> _Stated task_
Set out every line bearing the string "desc".

(Stored data entries)
....................

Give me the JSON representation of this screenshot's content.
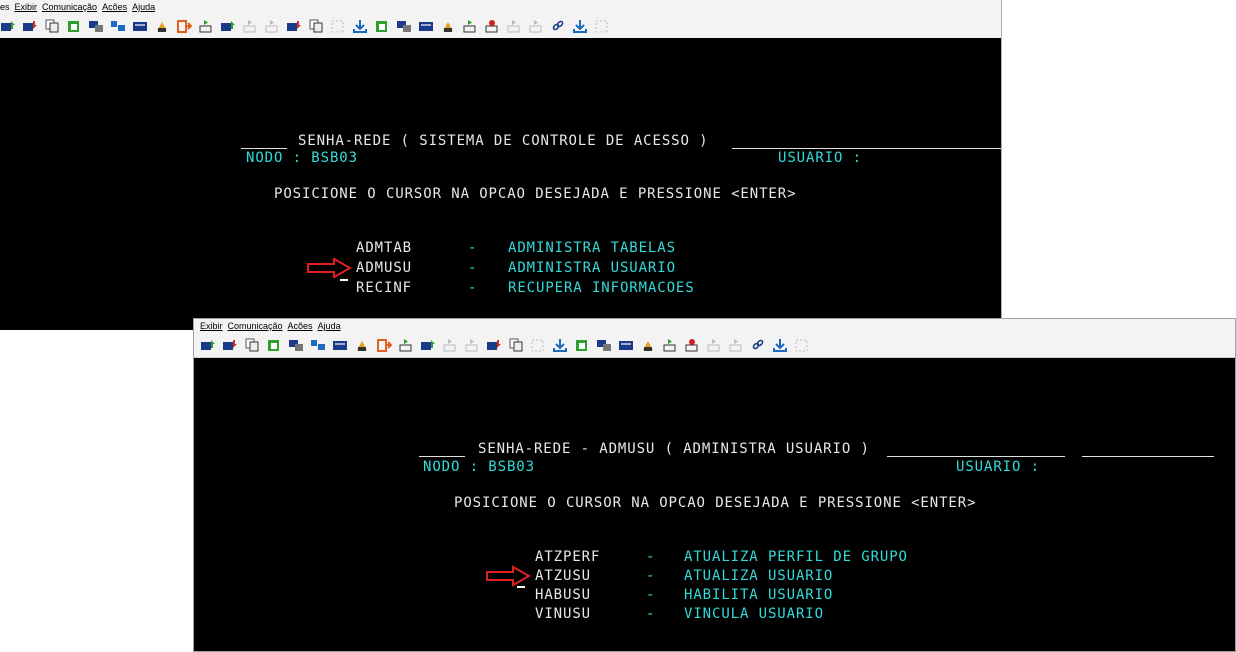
{
  "window1": {
    "menu": [
      "es",
      "Exibir",
      "Comunicação",
      "Acões",
      "Ajuda"
    ],
    "header": {
      "title": "SENHA-REDE ( SISTEMA DE CONTROLE DE ACESSO )",
      "nodo": "NODO : BSB03",
      "usuario": "USUARIO :",
      "instruction": "POSICIONE O CURSOR NA OPCAO DESEJADA E PRESSIONE <ENTER>"
    },
    "options": [
      {
        "code": "ADMTAB",
        "sep": "-",
        "desc": "ADMINISTRA TABELAS"
      },
      {
        "code": "ADMUSU",
        "sep": "-",
        "desc": "ADMINISTRA USUARIO"
      },
      {
        "code": "RECINF",
        "sep": "-",
        "desc": "RECUPERA INFORMACOES"
      }
    ]
  },
  "window2": {
    "menu": [
      "Exibir",
      "Comunicação",
      "Acões",
      "Ajuda"
    ],
    "header": {
      "title": "SENHA-REDE - ADMUSU ( ADMINISTRA USUARIO )",
      "nodo": "NODO : BSB03",
      "usuario": "USUARIO :",
      "instruction": "POSICIONE O CURSOR NA OPCAO DESEJADA E PRESSIONE <ENTER>"
    },
    "options": [
      {
        "code": "ATZPERF",
        "sep": "-",
        "desc": "ATUALIZA PERFIL DE GRUPO"
      },
      {
        "code": "ATZUSU",
        "sep": "-",
        "desc": "ATUALIZA USUARIO"
      },
      {
        "code": "HABUSU",
        "sep": "-",
        "desc": "HABILITA USUARIO"
      },
      {
        "code": "VINUSU",
        "sep": "-",
        "desc": "VINCULA USUARIO"
      }
    ]
  },
  "colors": {
    "terminal_bg": "#000000",
    "terminal_text": "#e8e8e8",
    "terminal_cyan": "#33dada",
    "arrow_red": "#e02020"
  },
  "toolbar_icons": [
    "send-icon",
    "receive-icon",
    "copy-icon",
    "paste-icon",
    "copy-table-icon",
    "window-icon",
    "keyboard-icon",
    "print-icon",
    "exit-icon",
    "macro-play-icon",
    "macro-send-icon",
    "macro-disabled-icon",
    "macro-disabled-icon",
    "receive-icon",
    "copy-icon",
    "refresh-icon",
    "download-icon",
    "paste-icon",
    "copy-table-icon",
    "keyboard-icon",
    "print-icon",
    "macro-play-icon",
    "macro-record-icon",
    "macro-disabled-icon",
    "macro-disabled-icon",
    "link-icon",
    "download-icon",
    "refresh-icon"
  ]
}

....................

> _Response to this exercise_
        "desc": "ADMINISTRA TABELAS"
        "desc": "ADMINISTRA USUARIO"
        "desc": "RECUPERA INFORMACOES"
        "desc": "ATUALIZA PERFIL DE GRUPO"
        "desc": "ATUALIZA USUARIO"
        "desc": "HABILITA USUARIO"
        "desc": "VINCULA USUARIO"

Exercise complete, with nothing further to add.